START Data provided

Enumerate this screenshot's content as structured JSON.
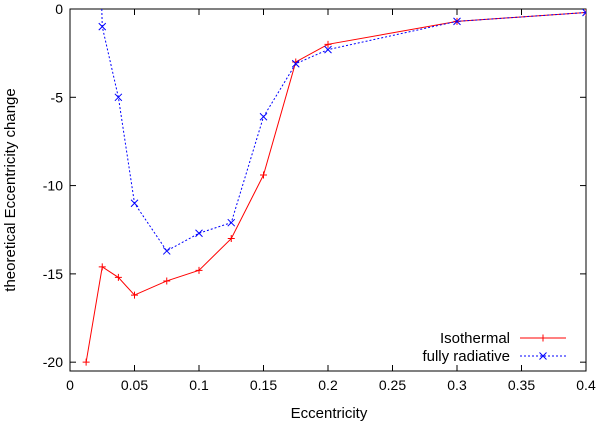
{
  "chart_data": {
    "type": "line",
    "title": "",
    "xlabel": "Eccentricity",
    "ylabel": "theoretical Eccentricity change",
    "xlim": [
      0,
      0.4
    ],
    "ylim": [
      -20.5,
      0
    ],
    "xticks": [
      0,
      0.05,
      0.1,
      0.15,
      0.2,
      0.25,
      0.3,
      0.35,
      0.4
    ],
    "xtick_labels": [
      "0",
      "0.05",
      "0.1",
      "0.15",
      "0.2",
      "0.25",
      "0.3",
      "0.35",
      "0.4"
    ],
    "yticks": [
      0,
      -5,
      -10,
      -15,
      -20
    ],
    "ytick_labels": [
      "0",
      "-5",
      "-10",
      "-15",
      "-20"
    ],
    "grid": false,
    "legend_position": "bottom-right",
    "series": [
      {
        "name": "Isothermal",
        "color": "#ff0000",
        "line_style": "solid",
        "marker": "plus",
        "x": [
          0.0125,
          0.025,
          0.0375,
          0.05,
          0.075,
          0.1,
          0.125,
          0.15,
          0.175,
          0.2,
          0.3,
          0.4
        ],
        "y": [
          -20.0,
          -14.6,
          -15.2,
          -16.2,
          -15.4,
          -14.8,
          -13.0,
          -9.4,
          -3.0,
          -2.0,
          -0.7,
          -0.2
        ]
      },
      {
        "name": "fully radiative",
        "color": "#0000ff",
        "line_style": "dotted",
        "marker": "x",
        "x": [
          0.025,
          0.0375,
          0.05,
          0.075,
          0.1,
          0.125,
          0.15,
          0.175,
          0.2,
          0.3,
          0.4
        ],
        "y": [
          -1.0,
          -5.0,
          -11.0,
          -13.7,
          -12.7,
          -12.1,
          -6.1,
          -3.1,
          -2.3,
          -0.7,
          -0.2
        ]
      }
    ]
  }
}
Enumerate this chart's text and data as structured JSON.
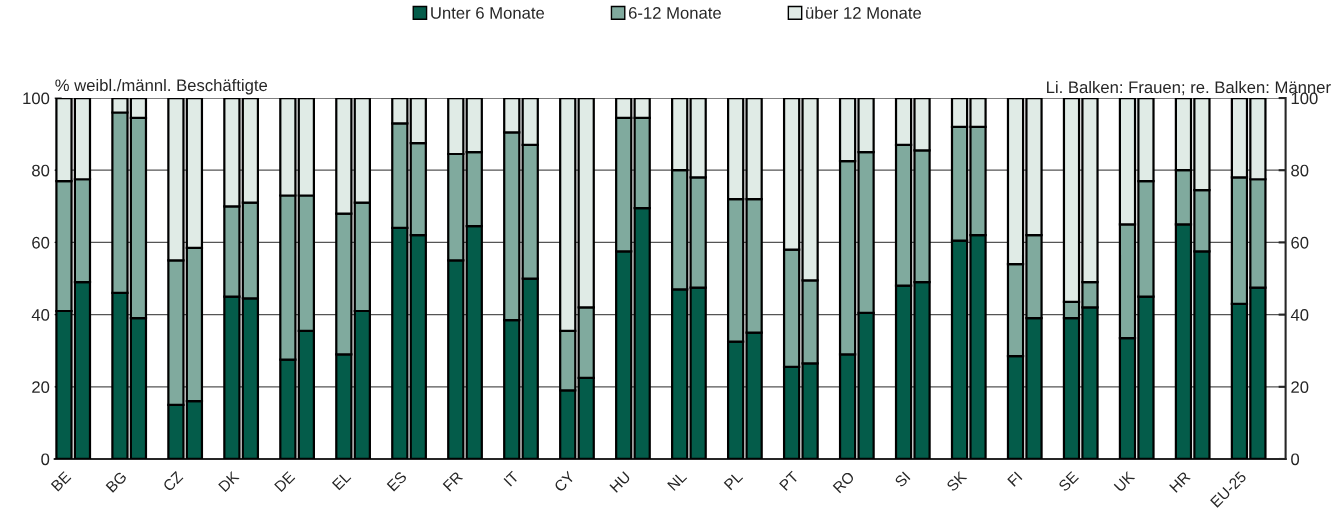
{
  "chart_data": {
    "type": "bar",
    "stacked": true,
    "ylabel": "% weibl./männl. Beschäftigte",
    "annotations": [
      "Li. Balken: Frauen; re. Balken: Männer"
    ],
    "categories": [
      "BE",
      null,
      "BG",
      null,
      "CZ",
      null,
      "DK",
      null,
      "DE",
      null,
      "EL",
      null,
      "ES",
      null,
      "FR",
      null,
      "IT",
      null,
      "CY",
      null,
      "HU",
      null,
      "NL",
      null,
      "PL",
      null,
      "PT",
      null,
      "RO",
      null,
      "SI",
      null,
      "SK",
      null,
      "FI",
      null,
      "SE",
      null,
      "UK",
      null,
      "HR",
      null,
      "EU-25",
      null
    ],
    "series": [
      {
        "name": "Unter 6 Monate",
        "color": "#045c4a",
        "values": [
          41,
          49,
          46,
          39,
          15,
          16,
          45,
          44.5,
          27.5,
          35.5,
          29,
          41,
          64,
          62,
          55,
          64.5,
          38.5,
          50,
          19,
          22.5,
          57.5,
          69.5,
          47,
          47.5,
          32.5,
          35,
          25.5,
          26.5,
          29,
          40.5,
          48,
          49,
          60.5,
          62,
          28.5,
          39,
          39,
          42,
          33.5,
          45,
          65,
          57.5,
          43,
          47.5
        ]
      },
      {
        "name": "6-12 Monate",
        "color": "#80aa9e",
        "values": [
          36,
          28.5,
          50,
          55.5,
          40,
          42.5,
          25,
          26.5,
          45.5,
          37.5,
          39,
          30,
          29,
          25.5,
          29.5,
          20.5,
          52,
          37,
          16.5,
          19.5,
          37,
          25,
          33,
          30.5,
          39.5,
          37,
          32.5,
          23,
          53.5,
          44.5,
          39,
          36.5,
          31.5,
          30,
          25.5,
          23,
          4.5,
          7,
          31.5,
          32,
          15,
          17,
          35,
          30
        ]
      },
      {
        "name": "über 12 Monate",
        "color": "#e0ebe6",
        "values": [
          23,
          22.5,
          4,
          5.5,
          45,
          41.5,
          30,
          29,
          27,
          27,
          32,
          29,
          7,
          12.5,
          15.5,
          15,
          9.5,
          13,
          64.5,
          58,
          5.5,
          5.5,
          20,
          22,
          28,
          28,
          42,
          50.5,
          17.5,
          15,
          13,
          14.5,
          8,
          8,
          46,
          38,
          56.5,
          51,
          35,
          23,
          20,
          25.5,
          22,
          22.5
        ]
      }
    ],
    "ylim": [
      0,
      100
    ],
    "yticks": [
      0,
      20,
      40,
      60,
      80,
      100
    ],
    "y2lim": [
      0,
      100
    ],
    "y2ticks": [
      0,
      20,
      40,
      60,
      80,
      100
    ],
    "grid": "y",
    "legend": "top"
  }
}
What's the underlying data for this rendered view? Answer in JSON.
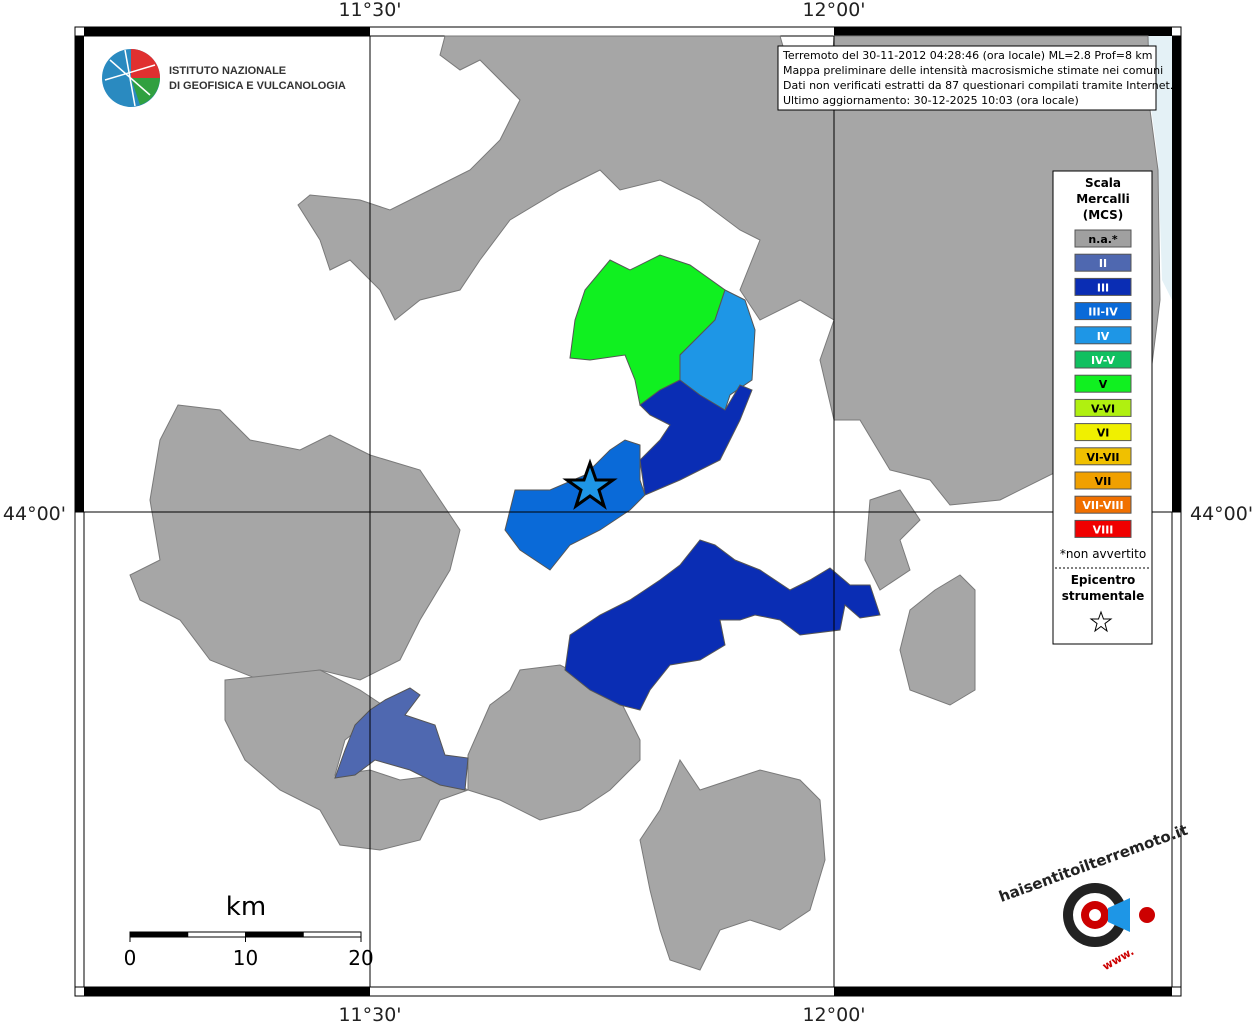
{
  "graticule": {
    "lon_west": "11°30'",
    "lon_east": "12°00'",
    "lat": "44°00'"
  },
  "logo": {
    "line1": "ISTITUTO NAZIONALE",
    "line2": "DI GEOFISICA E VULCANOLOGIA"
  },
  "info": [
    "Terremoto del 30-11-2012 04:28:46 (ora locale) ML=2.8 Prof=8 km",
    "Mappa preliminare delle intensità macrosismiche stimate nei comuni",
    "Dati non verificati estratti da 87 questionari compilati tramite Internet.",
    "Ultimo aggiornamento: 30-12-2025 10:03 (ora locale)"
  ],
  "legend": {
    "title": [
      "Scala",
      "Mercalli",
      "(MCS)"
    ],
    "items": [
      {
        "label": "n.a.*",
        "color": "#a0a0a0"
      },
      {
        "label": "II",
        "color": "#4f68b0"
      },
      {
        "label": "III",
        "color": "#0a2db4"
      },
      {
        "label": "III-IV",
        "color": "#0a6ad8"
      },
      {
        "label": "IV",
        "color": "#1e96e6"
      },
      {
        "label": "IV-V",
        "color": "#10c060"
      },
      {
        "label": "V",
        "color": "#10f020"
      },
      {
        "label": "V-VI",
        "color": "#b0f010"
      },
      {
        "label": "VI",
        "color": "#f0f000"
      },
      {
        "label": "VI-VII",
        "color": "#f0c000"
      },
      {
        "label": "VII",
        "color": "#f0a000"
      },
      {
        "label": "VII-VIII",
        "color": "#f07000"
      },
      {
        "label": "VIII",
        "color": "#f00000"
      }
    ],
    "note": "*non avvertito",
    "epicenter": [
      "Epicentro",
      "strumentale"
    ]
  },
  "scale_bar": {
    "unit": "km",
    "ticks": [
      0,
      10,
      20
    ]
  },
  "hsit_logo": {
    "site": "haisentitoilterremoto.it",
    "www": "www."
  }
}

END Data provided

## Directions
Above are the records; reproduce them exactly and leave out the pictures.

## The reply
Enumerate this screenshot's content as structured JSON.
{
  "chart_data": {
    "type": "line",
    "title": "",
    "xlabel": "Eccentricity",
    "ylabel": "theoretical Eccentricity change",
    "xlim": [
      0,
      0.4
    ],
    "ylim": [
      -20.5,
      0
    ],
    "xticks": [
      0,
      0.05,
      0.1,
      0.15,
      0.2,
      0.25,
      0.3,
      0.35,
      0.4
    ],
    "xtick_labels": [
      "0",
      "0.05",
      "0.1",
      "0.15",
      "0.2",
      "0.25",
      "0.3",
      "0.35",
      "0.4"
    ],
    "yticks": [
      0,
      -5,
      -10,
      -15,
      -20
    ],
    "ytick_labels": [
      "0",
      "-5",
      "-10",
      "-15",
      "-20"
    ],
    "grid": false,
    "legend_position": "bottom-right",
    "series": [
      {
        "name": "Isothermal",
        "color": "#ff0000",
        "line_style": "solid",
        "marker": "plus",
        "x": [
          0.0125,
          0.025,
          0.0375,
          0.05,
          0.075,
          0.1,
          0.125,
          0.15,
          0.175,
          0.2,
          0.3,
          0.4
        ],
        "y": [
          -20.0,
          -14.6,
          -15.2,
          -16.2,
          -15.4,
          -14.8,
          -13.0,
          -9.4,
          -3.0,
          -2.0,
          -0.7,
          -0.2
        ]
      },
      {
        "name": "fully radiative",
        "color": "#0000ff",
        "line_style": "dotted",
        "marker": "x",
        "x": [
          0.025,
          0.0375,
          0.05,
          0.075,
          0.1,
          0.125,
          0.15,
          0.175,
          0.2,
          0.3,
          0.4
        ],
        "y": [
          -1.0,
          -5.0,
          -11.0,
          -13.7,
          -12.7,
          -12.1,
          -6.1,
          -3.1,
          -2.3,
          -0.7,
          -0.2
        ]
      }
    ]
  }
}
Enumerate this chart's text and data as structured JSON.
{
  "chart_data": {
    "type": "bar",
    "stacked": true,
    "ylabel": "% weibl./männl. Beschäftigte",
    "annotations": [
      "Li. Balken: Frauen; re. Balken: Männer"
    ],
    "categories": [
      "BE",
      null,
      "BG",
      null,
      "CZ",
      null,
      "DK",
      null,
      "DE",
      null,
      "EL",
      null,
      "ES",
      null,
      "FR",
      null,
      "IT",
      null,
      "CY",
      null,
      "HU",
      null,
      "NL",
      null,
      "PL",
      null,
      "PT",
      null,
      "RO",
      null,
      "SI",
      null,
      "SK",
      null,
      "FI",
      null,
      "SE",
      null,
      "UK",
      null,
      "HR",
      null,
      "EU-25",
      null
    ],
    "series": [
      {
        "name": "Unter 6 Monate",
        "color": "#045c4a",
        "values": [
          41,
          49,
          46,
          39,
          15,
          16,
          45,
          44.5,
          27.5,
          35.5,
          29,
          41,
          64,
          62,
          55,
          64.5,
          38.5,
          50,
          19,
          22.5,
          57.5,
          69.5,
          47,
          47.5,
          32.5,
          35,
          25.5,
          26.5,
          29,
          40.5,
          48,
          49,
          60.5,
          62,
          28.5,
          39,
          39,
          42,
          33.5,
          45,
          65,
          57.5,
          43,
          47.5
        ]
      },
      {
        "name": "6-12 Monate",
        "color": "#80aa9e",
        "values": [
          36,
          28.5,
          50,
          55.5,
          40,
          42.5,
          25,
          26.5,
          45.5,
          37.5,
          39,
          30,
          29,
          25.5,
          29.5,
          20.5,
          52,
          37,
          16.5,
          19.5,
          37,
          25,
          33,
          30.5,
          39.5,
          37,
          32.5,
          23,
          53.5,
          44.5,
          39,
          36.5,
          31.5,
          30,
          25.5,
          23,
          4.5,
          7,
          31.5,
          32,
          15,
          17,
          35,
          30
        ]
      },
      {
        "name": "über 12 Monate",
        "color": "#e0ebe6",
        "values": [
          23,
          22.5,
          4,
          5.5,
          45,
          41.5,
          30,
          29,
          27,
          27,
          32,
          29,
          7,
          12.5,
          15.5,
          15,
          9.5,
          13,
          64.5,
          58,
          5.5,
          5.5,
          20,
          22,
          28,
          28,
          42,
          50.5,
          17.5,
          15,
          13,
          14.5,
          8,
          8,
          46,
          38,
          56.5,
          51,
          35,
          23,
          20,
          25.5,
          22,
          22.5
        ]
      }
    ],
    "ylim": [
      0,
      100
    ],
    "yticks": [
      0,
      20,
      40,
      60,
      80,
      100
    ],
    "y2lim": [
      0,
      100
    ],
    "y2ticks": [
      0,
      20,
      40,
      60,
      80,
      100
    ],
    "grid": "y",
    "legend": "top"
  }
}
What's the underlying data for this rendered view? Answer in JSON.
{
  "graticule": {
    "lon_west": "11°30'",
    "lon_east": "12°00'",
    "lat": "44°00'"
  },
  "logo": {
    "line1": "ISTITUTO NAZIONALE",
    "line2": "DI GEOFISICA E VULCANOLOGIA"
  },
  "info": [
    "Terremoto del 30-11-2012 04:28:46 (ora locale) ML=2.8 Prof=8 km",
    "Mappa preliminare delle intensità macrosismiche stimate nei comuni",
    "Dati non verificati estratti da 87 questionari compilati tramite Internet.",
    "Ultimo aggiornamento: 30-12-2025 10:03 (ora locale)"
  ],
  "legend": {
    "title": [
      "Scala",
      "Mercalli",
      "(MCS)"
    ],
    "items": [
      {
        "label": "n.a.*",
        "color": "#a0a0a0"
      },
      {
        "label": "II",
        "color": "#4f68b0"
      },
      {
        "label": "III",
        "color": "#0a2db4"
      },
      {
        "label": "III-IV",
        "color": "#0a6ad8"
      },
      {
        "label": "IV",
        "color": "#1e96e6"
      },
      {
        "label": "IV-V",
        "color": "#10c060"
      },
      {
        "label": "V",
        "color": "#10f020"
      },
      {
        "label": "V-VI",
        "color": "#b0f010"
      },
      {
        "label": "VI",
        "color": "#f0f000"
      },
      {
        "label": "VI-VII",
        "color": "#f0c000"
      },
      {
        "label": "VII",
        "color": "#f0a000"
      },
      {
        "label": "VII-VIII",
        "color": "#f07000"
      },
      {
        "label": "VIII",
        "color": "#f00000"
      }
    ],
    "note": "*non avvertito",
    "epicenter": [
      "Epicentro",
      "strumentale"
    ]
  },
  "scale_bar": {
    "unit": "km",
    "ticks": [
      0,
      10,
      20
    ]
  },
  "hsit_logo": {
    "site": "haisentitoilterremoto.it",
    "www": "www."
  }
}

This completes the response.